Without altering anything, repeat each of the records.

Data for this task:
..............................
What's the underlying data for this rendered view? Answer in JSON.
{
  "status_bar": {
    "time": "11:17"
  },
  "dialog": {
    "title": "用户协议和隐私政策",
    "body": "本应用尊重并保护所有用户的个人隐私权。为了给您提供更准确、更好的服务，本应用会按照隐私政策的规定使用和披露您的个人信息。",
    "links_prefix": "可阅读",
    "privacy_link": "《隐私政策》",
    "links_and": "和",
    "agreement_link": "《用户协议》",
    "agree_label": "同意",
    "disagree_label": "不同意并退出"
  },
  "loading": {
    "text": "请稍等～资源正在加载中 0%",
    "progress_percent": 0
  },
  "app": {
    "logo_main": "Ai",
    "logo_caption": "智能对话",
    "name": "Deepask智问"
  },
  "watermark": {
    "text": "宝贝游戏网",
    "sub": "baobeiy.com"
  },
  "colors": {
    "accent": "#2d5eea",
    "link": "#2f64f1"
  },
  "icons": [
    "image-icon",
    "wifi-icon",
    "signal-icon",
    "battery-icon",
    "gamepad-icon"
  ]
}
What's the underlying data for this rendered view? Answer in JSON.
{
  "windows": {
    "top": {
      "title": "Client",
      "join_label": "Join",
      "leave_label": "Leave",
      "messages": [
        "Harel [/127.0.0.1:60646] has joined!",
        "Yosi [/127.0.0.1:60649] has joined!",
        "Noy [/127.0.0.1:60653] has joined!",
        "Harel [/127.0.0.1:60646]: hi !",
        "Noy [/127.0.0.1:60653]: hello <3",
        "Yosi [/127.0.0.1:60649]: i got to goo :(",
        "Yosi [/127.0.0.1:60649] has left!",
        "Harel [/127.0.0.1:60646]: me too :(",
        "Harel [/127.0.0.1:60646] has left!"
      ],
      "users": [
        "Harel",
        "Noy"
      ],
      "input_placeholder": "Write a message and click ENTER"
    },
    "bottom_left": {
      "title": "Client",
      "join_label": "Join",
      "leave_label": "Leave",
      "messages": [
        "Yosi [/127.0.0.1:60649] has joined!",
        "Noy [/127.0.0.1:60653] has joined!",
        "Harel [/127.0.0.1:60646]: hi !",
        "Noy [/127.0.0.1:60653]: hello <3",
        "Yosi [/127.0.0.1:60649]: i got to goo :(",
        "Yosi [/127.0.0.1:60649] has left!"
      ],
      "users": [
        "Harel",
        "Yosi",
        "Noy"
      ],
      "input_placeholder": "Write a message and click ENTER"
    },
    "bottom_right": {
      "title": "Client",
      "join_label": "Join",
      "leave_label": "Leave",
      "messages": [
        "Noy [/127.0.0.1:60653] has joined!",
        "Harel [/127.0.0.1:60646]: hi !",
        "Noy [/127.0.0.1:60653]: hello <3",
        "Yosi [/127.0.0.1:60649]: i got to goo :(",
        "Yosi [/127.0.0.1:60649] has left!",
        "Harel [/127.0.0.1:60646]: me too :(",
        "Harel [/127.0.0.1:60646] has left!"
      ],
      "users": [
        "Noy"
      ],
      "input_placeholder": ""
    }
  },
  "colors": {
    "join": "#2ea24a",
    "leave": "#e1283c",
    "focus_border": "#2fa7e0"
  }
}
..............................
Expected answer:
What's the underlying data for this rendered view? Answer in JSON.
{
  "status_bar": {
    "time": "11:17"
  },
  "dialog": {
    "title": "用户协议和隐私政策",
    "body": "本应用尊重并保护所有用户的个人隐私权。为了给您提供更准确、更好的服务，本应用会按照隐私政策的规定使用和披露您的个人信息。",
    "links_prefix": "可阅读",
    "privacy_link": "《隐私政策》",
    "links_and": "和",
    "agreement_link": "《用户协议》",
    "agree_label": "同意",
    "disagree_label": "不同意并退出"
  },
  "loading": {
    "text": "请稍等～资源正在加载中 0%",
    "progress_percent": 0
  },
  "app": {
    "logo_main": "Ai",
    "logo_caption": "智能对话",
    "name": "Deepask智问"
  },
  "watermark": {
    "text": "宝贝游戏网",
    "sub": "baobeiy.com"
  },
  "colors": {
    "accent": "#2d5eea",
    "link": "#2f64f1"
  },
  "icons": [
    "image-icon",
    "wifi-icon",
    "signal-icon",
    "battery-icon",
    "gamepad-icon"
  ]
}
What's the underlying data for this rendered view? Answer in JSON.
{
  "windows": {
    "top": {
      "title": "Client",
      "join_label": "Join",
      "leave_label": "Leave",
      "messages": [
        "Harel [/127.0.0.1:60646] has joined!",
        "Yosi [/127.0.0.1:60649] has joined!",
        "Noy [/127.0.0.1:60653] has joined!",
        "Harel [/127.0.0.1:60646]: hi !",
        "Noy [/127.0.0.1:60653]: hello <3",
        "Yosi [/127.0.0.1:60649]: i got to goo :(",
        "Yosi [/127.0.0.1:60649] has left!",
        "Harel [/127.0.0.1:60646]: me too :(",
        "Harel [/127.0.0.1:60646] has left!"
      ],
      "users": [
        "Harel",
        "Noy"
      ],
      "input_placeholder": "Write a message and click ENTER"
    },
    "bottom_left": {
      "title": "Client",
      "join_label": "Join",
      "leave_label": "Leave",
      "messages": [
        "Yosi [/127.0.0.1:60649] has joined!",
        "Noy [/127.0.0.1:60653] has joined!",
        "Harel [/127.0.0.1:60646]: hi !",
        "Noy [/127.0.0.1:60653]: hello <3",
        "Yosi [/127.0.0.1:60649]: i got to goo :(",
        "Yosi [/127.0.0.1:60649] has left!"
      ],
      "users": [
        "Harel",
        "Yosi",
        "Noy"
      ],
      "input_placeholder": "Write a message and click ENTER"
    },
    "bottom_right": {
      "title": "Client",
      "join_label": "Join",
      "leave_label": "Leave",
      "messages": [
        "Noy [/127.0.0.1:60653] has joined!",
        "Harel [/127.0.0.1:60646]: hi !",
        "Noy [/127.0.0.1:60653]: hello <3",
        "Yosi [/127.0.0.1:60649]: i got to goo :(",
        "Yosi [/127.0.0.1:60649] has left!",
        "Harel [/127.0.0.1:60646]: me too :(",
        "Harel [/127.0.0.1:60646] has left!"
      ],
      "users": [
        "Noy"
      ],
      "input_placeholder": ""
    }
  },
  "colors": {
    "join": "#2ea24a",
    "leave": "#e1283c",
    "focus_border": "#2fa7e0"
  }
}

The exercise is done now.